# Stored records:

## begin

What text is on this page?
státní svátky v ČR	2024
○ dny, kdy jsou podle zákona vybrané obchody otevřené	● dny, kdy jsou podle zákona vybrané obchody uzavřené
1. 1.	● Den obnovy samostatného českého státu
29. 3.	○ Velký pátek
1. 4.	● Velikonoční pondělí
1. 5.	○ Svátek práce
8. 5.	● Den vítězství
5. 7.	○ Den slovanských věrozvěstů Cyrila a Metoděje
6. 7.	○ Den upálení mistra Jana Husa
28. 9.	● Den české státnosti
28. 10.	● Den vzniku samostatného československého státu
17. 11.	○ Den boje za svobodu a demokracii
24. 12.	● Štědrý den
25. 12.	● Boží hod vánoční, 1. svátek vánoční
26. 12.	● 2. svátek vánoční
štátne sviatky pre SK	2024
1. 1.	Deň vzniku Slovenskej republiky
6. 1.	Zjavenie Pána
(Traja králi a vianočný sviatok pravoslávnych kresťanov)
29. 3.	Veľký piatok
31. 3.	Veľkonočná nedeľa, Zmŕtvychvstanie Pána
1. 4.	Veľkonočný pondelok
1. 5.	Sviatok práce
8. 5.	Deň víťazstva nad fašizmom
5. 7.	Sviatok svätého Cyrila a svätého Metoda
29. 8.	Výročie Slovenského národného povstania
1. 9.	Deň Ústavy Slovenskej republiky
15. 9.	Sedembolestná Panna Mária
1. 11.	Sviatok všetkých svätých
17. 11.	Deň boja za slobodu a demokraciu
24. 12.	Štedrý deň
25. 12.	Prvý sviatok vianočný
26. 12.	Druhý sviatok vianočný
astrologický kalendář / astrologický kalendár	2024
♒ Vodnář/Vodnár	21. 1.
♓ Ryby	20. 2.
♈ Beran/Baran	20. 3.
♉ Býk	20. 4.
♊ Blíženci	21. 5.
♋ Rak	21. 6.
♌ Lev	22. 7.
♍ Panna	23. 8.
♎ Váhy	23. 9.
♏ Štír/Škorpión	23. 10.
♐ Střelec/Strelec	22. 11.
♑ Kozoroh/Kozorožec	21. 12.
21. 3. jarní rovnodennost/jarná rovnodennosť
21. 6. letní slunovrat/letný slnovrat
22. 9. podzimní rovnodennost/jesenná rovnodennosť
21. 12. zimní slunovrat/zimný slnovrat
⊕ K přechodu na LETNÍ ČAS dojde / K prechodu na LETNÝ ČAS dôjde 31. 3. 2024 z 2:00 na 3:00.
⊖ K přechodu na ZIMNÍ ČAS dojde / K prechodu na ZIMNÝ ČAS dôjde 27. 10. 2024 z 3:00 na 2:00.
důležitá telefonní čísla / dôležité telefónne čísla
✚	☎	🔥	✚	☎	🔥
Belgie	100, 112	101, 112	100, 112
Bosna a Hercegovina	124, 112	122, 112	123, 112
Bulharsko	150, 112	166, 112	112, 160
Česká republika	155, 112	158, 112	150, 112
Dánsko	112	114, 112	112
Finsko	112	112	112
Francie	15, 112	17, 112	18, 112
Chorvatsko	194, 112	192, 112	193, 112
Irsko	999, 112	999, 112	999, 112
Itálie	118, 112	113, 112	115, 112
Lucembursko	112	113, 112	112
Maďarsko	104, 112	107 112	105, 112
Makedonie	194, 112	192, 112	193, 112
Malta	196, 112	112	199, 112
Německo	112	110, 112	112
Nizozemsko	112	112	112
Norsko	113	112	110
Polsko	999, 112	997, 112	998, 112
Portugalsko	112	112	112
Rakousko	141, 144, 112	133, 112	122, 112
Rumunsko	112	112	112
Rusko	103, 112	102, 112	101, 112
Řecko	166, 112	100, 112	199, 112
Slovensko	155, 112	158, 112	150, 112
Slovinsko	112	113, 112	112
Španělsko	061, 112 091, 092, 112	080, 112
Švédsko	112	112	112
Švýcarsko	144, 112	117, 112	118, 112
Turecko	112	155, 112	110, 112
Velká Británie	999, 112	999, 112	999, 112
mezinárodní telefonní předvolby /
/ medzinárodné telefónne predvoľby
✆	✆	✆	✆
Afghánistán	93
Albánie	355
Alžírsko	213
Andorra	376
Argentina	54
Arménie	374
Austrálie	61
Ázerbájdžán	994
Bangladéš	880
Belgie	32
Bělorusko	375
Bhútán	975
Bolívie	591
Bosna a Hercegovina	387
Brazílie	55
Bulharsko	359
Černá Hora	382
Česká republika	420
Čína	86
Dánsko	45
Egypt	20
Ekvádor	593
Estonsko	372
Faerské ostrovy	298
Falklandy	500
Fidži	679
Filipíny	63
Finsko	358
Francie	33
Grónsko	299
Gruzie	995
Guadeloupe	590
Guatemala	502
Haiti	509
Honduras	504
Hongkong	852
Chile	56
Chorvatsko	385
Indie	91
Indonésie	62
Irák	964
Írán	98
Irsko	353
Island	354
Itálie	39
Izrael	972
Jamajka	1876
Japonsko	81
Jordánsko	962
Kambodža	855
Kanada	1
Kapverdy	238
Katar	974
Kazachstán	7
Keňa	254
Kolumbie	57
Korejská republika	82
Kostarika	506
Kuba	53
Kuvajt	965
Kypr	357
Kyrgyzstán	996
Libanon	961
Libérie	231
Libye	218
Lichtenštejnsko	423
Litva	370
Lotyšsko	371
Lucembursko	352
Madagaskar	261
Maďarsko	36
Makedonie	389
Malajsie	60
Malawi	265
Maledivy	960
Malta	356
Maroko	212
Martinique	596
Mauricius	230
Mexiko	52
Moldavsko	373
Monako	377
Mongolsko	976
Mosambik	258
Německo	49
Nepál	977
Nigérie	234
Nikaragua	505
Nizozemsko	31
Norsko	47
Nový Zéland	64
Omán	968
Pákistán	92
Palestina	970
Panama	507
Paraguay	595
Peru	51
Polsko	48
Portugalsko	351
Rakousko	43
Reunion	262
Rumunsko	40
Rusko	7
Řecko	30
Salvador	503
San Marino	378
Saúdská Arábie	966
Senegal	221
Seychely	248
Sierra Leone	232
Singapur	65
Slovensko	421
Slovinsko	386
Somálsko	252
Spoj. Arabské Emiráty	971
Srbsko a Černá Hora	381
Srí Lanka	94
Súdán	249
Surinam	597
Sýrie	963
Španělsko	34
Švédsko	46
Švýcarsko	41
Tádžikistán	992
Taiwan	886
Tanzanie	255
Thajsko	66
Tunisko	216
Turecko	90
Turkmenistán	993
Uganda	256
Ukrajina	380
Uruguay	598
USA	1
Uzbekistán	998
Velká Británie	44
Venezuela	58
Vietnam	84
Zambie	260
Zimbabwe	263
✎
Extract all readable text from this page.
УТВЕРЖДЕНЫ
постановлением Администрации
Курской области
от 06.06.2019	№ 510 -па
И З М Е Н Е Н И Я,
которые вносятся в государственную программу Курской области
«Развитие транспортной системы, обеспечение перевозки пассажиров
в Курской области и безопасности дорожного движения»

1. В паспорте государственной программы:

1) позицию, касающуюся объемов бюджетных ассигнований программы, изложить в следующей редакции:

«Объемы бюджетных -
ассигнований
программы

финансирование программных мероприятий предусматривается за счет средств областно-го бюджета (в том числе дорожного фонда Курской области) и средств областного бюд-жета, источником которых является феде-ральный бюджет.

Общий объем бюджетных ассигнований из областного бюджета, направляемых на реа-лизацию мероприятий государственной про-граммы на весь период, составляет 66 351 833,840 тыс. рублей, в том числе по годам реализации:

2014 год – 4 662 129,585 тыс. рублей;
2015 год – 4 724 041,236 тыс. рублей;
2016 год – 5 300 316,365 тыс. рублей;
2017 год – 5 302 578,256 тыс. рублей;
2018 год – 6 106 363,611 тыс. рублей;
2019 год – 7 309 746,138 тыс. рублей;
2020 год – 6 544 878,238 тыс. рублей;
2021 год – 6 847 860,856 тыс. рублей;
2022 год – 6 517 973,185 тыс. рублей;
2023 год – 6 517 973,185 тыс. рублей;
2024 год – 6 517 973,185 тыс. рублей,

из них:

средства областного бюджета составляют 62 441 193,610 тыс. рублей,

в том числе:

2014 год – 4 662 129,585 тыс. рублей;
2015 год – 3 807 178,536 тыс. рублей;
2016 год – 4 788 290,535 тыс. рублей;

## end

# Exercise requirements:
Check each line of the records for the word "telefónne" and extract those that contain it.

# Solution to this exercise:
důležitá telefonní čísla / dôležité telefónne čísla
/ medzinárodné telefónne predvoľby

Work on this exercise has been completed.